▶ Information shown:
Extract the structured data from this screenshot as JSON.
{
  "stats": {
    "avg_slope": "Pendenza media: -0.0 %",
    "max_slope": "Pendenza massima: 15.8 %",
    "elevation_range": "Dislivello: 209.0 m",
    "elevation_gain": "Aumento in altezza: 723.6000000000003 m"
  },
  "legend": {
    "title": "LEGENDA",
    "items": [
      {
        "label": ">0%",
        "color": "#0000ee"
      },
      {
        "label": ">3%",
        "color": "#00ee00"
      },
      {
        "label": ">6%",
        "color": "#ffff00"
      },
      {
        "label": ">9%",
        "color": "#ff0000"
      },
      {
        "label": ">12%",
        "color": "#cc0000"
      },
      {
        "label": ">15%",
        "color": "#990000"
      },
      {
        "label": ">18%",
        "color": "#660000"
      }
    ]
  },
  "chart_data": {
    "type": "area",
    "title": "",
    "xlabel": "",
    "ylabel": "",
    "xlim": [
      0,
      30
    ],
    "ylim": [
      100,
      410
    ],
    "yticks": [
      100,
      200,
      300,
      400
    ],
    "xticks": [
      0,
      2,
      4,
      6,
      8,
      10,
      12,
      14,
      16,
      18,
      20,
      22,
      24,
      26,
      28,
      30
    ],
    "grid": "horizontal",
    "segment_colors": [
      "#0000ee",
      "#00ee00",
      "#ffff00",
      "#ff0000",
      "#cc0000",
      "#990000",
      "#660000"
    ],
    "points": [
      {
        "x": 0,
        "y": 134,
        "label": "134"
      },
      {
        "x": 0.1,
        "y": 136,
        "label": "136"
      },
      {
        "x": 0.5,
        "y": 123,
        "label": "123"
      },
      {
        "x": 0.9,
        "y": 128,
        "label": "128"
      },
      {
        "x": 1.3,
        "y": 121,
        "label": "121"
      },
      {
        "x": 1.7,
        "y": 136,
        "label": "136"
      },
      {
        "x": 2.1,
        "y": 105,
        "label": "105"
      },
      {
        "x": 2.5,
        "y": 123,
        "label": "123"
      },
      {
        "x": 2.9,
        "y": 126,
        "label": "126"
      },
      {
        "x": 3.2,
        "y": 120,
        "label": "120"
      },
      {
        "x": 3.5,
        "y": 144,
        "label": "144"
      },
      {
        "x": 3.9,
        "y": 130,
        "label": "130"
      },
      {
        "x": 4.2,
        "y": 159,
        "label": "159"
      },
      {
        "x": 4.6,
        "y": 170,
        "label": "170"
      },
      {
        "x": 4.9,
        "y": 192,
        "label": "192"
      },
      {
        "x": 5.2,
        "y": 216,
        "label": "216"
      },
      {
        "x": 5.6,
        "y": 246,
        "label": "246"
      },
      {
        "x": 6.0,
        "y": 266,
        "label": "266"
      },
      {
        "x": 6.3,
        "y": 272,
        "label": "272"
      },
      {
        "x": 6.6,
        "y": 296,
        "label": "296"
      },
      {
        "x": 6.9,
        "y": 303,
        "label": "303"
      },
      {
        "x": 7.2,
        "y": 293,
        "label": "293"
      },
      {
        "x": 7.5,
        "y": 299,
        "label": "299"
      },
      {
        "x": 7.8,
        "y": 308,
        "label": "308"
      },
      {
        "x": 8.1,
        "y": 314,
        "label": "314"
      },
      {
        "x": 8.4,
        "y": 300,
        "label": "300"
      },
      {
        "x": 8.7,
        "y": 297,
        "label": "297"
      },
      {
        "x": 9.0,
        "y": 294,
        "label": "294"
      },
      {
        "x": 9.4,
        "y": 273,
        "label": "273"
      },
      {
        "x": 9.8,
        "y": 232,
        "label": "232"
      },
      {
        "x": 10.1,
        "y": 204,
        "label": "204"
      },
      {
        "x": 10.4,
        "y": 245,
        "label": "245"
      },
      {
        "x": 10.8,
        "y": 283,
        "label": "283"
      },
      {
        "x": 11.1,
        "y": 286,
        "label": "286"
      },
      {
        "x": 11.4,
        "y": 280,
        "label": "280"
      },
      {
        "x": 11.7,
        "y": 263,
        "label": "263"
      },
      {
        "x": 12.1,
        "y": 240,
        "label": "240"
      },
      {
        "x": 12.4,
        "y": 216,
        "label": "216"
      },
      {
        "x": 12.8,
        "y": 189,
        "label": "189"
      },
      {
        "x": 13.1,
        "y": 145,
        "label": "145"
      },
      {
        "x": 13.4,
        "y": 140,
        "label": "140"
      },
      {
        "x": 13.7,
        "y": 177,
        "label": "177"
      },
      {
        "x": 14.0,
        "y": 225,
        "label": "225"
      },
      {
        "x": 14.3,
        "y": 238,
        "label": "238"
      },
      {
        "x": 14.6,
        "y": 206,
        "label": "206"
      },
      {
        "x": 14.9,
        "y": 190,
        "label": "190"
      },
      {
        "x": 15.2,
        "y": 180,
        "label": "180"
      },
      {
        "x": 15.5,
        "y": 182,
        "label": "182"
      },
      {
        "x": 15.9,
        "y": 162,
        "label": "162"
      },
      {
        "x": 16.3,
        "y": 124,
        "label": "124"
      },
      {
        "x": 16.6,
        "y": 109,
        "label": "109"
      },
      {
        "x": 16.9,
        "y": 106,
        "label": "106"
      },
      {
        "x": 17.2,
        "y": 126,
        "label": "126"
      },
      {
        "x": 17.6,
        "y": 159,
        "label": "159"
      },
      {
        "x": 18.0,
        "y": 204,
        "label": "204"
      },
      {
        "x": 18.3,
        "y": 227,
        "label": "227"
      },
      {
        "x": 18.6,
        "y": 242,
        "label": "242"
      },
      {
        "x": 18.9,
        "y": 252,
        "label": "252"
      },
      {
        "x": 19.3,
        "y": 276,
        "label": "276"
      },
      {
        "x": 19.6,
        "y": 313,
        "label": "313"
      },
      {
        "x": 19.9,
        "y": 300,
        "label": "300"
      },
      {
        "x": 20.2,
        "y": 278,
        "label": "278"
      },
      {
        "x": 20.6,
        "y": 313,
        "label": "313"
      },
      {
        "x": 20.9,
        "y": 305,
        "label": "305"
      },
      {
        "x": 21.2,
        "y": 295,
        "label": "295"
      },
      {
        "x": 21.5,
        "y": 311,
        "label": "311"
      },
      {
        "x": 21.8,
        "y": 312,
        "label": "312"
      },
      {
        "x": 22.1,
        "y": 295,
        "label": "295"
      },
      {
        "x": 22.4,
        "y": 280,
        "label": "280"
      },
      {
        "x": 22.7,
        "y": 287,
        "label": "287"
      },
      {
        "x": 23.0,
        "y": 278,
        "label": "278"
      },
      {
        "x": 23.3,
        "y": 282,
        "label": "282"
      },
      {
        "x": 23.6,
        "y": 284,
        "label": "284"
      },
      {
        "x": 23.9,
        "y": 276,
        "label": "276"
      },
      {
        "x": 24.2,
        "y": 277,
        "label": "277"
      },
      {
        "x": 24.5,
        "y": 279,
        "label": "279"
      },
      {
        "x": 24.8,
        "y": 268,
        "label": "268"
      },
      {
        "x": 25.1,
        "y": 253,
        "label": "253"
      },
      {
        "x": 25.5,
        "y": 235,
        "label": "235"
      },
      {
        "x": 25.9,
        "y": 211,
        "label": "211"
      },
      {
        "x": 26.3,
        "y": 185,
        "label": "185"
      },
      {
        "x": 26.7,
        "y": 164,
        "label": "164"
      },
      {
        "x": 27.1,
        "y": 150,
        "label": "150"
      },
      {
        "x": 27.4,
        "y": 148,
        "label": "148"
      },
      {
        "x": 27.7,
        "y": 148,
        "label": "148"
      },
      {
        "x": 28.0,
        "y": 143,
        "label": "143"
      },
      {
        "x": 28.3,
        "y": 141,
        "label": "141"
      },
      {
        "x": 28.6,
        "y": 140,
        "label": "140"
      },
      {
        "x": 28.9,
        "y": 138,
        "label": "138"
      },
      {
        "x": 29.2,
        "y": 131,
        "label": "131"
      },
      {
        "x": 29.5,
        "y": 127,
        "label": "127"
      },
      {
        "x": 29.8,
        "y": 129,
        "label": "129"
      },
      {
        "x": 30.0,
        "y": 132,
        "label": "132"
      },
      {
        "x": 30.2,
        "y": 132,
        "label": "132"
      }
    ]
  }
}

▶ Direction:
From the records above, pull out every line containing the word "Pendenza".

▶ Output for this exercise:
    "avg_slope": "Pendenza media: -0.0 %",
    "max_slope": "Pendenza massima: 15.8 %",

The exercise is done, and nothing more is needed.